── Data section ──

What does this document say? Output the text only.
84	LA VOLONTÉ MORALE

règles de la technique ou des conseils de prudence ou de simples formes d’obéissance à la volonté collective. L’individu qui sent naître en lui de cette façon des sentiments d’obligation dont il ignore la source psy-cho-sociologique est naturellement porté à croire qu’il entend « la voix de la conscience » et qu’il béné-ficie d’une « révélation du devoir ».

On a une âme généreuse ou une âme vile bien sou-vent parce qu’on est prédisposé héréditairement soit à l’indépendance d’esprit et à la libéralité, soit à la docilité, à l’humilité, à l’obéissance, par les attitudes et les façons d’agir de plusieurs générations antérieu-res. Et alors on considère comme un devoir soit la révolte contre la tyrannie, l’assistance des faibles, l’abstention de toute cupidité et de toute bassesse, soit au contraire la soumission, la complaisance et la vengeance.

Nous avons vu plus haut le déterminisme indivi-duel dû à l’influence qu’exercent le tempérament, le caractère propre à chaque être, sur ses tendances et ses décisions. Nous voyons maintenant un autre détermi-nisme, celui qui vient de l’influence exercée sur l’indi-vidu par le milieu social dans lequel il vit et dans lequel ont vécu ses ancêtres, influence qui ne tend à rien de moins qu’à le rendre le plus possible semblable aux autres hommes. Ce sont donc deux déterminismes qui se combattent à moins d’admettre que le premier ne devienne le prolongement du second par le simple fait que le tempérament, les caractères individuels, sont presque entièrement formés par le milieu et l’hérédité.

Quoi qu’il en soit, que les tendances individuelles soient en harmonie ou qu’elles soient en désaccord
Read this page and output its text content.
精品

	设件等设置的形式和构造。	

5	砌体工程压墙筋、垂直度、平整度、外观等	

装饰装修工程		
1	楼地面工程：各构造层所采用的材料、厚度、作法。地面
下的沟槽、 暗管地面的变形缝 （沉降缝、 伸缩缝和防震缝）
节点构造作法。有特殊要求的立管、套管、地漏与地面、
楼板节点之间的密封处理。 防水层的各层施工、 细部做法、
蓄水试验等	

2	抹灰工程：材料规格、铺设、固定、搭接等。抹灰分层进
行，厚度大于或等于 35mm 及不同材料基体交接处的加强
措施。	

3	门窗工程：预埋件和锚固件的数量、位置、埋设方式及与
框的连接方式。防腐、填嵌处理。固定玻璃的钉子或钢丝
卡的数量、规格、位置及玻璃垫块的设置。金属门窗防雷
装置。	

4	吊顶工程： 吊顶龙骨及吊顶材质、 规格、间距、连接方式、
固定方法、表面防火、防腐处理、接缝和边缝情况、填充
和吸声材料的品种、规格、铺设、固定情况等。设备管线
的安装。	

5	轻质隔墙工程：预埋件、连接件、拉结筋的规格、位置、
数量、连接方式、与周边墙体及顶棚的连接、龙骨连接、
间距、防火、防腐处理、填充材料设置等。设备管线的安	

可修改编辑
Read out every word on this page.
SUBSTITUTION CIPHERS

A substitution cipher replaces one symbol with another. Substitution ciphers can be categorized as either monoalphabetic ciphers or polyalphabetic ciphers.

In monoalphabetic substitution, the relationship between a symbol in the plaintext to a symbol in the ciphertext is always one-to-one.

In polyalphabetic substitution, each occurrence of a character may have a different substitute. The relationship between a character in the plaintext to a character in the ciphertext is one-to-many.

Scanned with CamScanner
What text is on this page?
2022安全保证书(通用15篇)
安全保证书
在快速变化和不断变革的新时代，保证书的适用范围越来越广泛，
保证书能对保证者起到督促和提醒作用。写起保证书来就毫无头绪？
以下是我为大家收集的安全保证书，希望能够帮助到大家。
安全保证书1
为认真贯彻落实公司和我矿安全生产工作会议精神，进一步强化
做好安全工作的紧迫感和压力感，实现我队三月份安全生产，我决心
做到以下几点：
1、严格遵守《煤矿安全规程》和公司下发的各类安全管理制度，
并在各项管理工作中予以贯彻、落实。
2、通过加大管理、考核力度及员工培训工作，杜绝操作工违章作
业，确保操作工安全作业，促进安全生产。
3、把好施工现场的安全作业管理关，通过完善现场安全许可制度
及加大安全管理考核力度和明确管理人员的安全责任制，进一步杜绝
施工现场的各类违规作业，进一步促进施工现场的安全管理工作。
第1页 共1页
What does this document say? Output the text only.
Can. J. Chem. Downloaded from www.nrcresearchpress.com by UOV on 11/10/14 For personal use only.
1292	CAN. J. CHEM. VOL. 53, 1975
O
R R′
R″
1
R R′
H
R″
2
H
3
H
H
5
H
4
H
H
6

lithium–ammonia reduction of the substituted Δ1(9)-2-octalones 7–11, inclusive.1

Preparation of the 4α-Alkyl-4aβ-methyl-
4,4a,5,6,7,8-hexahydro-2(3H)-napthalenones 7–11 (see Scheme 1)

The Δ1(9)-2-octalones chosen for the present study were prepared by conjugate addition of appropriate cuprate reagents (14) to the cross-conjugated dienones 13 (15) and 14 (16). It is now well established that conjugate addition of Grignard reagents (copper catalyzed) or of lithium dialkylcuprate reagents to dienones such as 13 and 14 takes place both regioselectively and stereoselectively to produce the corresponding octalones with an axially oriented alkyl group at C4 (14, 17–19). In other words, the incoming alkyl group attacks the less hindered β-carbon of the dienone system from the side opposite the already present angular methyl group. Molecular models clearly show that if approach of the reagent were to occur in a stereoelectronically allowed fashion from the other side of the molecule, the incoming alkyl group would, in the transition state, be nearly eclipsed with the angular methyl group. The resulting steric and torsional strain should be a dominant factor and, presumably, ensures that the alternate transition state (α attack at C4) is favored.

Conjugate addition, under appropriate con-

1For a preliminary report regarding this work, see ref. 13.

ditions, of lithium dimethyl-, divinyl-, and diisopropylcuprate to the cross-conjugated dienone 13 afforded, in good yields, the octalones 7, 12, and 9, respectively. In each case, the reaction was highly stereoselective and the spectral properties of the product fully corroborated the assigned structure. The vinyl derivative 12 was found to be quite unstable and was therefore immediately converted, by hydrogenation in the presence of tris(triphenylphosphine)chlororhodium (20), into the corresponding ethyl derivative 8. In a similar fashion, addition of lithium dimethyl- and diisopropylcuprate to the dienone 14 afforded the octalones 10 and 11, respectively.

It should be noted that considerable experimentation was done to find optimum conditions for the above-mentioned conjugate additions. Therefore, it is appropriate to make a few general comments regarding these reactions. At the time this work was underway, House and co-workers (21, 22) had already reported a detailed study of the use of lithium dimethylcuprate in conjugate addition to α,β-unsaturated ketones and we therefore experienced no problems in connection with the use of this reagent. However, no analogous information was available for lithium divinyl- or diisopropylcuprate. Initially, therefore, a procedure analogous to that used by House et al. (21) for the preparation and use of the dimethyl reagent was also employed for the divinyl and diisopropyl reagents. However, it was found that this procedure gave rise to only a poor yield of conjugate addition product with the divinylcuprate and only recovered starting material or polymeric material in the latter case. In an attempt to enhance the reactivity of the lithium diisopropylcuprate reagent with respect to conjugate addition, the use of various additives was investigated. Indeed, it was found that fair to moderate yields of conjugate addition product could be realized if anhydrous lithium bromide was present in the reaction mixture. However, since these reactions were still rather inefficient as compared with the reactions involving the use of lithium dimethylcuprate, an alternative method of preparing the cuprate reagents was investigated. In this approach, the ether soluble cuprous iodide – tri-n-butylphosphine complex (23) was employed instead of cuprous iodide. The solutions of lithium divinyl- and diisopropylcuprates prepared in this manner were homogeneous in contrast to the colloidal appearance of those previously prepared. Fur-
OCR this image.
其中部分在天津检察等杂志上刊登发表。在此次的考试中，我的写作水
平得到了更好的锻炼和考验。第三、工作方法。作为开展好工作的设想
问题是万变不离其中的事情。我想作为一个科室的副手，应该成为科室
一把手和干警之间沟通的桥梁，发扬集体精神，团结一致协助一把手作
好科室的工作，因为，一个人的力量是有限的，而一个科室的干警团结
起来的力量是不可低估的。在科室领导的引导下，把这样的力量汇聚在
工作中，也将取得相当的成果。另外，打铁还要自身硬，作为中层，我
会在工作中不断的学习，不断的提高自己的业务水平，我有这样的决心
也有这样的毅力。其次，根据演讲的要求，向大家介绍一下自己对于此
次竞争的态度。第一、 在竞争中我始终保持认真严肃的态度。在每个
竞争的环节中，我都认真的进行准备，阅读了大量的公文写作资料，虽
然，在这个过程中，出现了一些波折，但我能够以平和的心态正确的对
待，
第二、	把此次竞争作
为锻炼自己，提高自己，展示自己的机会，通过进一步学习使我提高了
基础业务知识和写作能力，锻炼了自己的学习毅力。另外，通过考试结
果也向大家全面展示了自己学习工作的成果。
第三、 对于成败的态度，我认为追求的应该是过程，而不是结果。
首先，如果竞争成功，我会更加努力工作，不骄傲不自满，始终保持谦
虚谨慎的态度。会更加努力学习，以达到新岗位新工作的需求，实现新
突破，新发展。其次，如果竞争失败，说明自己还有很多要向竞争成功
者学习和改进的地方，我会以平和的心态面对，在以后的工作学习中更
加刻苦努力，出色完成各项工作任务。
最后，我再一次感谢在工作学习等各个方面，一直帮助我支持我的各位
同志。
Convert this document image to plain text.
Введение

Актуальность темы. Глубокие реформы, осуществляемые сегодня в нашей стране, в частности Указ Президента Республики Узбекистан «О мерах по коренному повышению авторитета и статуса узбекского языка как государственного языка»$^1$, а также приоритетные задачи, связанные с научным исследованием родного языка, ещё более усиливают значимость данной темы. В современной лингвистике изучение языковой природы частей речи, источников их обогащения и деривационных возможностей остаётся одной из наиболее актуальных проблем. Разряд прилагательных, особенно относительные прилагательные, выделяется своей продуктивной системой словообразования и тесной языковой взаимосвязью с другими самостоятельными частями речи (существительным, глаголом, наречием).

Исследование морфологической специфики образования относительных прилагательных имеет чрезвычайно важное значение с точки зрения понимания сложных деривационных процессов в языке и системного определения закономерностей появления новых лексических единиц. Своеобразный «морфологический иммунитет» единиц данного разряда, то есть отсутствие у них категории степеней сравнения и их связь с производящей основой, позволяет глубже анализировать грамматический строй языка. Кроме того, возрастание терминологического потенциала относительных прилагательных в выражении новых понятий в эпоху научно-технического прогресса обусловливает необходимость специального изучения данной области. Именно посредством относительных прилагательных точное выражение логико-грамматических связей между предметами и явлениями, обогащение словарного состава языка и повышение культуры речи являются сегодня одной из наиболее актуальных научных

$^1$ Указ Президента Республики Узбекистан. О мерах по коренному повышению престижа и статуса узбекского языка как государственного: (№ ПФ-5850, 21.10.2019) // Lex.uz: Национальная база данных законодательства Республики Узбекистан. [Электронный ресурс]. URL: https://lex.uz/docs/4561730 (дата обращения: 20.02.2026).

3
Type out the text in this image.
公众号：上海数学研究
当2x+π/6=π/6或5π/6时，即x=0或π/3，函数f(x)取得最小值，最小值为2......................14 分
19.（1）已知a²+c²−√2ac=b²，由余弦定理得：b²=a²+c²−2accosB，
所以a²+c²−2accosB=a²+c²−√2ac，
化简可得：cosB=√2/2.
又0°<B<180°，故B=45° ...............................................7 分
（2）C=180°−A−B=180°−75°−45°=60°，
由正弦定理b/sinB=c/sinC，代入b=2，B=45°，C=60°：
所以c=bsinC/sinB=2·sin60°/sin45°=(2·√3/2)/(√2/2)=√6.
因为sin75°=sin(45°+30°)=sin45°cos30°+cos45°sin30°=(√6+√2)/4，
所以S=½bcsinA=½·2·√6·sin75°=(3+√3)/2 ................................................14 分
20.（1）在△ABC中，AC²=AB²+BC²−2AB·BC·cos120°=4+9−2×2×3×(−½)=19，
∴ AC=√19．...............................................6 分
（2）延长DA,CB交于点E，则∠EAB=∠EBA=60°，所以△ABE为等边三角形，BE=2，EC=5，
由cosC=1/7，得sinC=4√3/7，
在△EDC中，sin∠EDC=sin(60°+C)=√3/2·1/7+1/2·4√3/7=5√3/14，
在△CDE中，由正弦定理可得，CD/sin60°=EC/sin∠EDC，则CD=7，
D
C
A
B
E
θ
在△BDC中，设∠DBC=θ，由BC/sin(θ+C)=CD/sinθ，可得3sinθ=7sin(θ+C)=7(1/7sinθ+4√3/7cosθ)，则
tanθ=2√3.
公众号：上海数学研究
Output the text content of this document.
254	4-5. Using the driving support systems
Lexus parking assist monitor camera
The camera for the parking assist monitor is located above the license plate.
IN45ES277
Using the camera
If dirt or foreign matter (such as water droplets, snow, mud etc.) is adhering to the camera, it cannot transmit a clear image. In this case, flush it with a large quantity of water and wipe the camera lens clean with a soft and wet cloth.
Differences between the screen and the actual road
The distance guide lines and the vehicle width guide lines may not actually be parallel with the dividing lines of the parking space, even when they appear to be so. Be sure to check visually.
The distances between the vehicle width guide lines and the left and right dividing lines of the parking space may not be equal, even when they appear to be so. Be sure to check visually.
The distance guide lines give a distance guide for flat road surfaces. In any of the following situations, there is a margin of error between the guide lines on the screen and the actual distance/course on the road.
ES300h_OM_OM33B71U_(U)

───

▸ Directions for this task
Return every line in the listing that contains the word "monoalphabetic".

▸ Solution below
A substitution cipher replaces one symbol with another. Substitution ciphers can be categorized as either monoalphabetic ciphers or polyalphabetic ciphers.
In monoalphabetic substitution, the relationship between a symbol in the plaintext to a symbol in the ciphertext is always one-to-one.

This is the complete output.